EXERCISE INPUTS:

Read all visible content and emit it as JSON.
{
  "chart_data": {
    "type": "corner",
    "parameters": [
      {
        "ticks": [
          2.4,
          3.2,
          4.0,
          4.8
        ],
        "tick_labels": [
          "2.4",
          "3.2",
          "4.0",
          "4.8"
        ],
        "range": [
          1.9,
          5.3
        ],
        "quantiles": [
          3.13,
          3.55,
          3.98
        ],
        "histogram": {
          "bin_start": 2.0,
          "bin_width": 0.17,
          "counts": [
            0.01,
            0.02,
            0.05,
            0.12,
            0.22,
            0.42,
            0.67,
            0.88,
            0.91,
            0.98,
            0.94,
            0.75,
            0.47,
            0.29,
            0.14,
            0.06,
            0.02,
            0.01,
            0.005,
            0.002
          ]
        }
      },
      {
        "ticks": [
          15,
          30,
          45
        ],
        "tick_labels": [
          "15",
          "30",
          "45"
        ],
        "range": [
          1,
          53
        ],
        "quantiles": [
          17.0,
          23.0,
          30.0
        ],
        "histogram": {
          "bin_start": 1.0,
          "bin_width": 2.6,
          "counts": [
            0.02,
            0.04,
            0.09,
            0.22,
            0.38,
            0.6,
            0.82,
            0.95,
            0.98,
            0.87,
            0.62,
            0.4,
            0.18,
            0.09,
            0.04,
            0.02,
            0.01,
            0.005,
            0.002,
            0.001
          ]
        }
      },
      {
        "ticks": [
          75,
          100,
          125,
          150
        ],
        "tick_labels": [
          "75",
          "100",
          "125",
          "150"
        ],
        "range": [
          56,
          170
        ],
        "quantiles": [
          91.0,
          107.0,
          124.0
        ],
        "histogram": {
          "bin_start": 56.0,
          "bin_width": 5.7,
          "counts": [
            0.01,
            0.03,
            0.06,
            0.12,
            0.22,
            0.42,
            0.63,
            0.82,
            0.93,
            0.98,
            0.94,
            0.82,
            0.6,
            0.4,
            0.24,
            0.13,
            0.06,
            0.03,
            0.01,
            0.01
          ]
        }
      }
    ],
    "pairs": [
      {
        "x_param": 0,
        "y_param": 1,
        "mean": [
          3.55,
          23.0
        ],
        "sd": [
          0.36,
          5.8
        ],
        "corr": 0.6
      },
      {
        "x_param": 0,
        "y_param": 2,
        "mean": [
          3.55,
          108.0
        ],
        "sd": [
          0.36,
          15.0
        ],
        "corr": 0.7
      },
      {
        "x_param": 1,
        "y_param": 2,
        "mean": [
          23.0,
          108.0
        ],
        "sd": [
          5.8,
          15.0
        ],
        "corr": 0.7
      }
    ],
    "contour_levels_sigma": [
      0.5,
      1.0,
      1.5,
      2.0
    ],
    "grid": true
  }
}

--

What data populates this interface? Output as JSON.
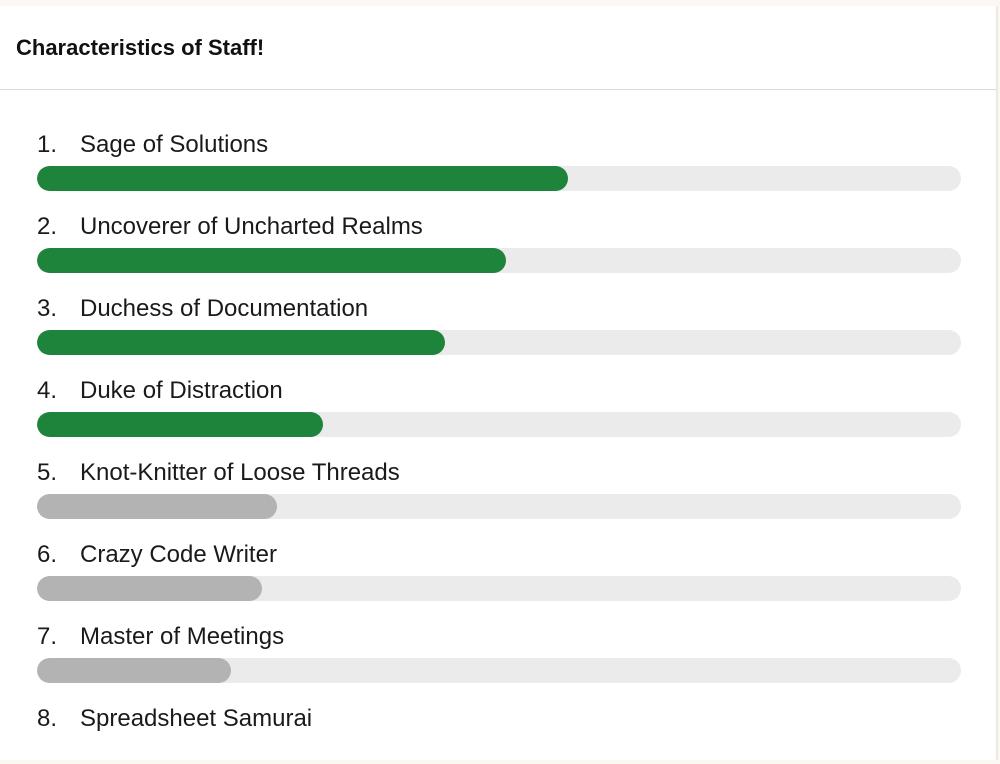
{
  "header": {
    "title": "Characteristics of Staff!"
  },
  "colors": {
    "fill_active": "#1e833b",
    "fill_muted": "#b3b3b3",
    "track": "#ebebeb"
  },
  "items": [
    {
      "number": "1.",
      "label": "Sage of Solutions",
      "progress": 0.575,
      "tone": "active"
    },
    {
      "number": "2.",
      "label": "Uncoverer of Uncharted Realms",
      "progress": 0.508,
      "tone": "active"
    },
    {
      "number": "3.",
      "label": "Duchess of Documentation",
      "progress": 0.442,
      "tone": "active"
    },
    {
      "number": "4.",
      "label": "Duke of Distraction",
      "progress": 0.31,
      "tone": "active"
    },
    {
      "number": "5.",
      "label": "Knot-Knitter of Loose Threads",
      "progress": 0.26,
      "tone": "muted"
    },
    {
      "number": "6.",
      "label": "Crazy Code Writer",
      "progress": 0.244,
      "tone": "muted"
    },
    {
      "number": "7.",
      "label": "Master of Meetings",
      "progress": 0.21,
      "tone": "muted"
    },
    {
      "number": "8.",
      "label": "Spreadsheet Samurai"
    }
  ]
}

EXERCISE AIM:
Pick out every line above that holds the word "JSON" and copy it.

FINAL RESULT:
Read all visible content and emit it as JSON.
What data populates this interface? Output as JSON.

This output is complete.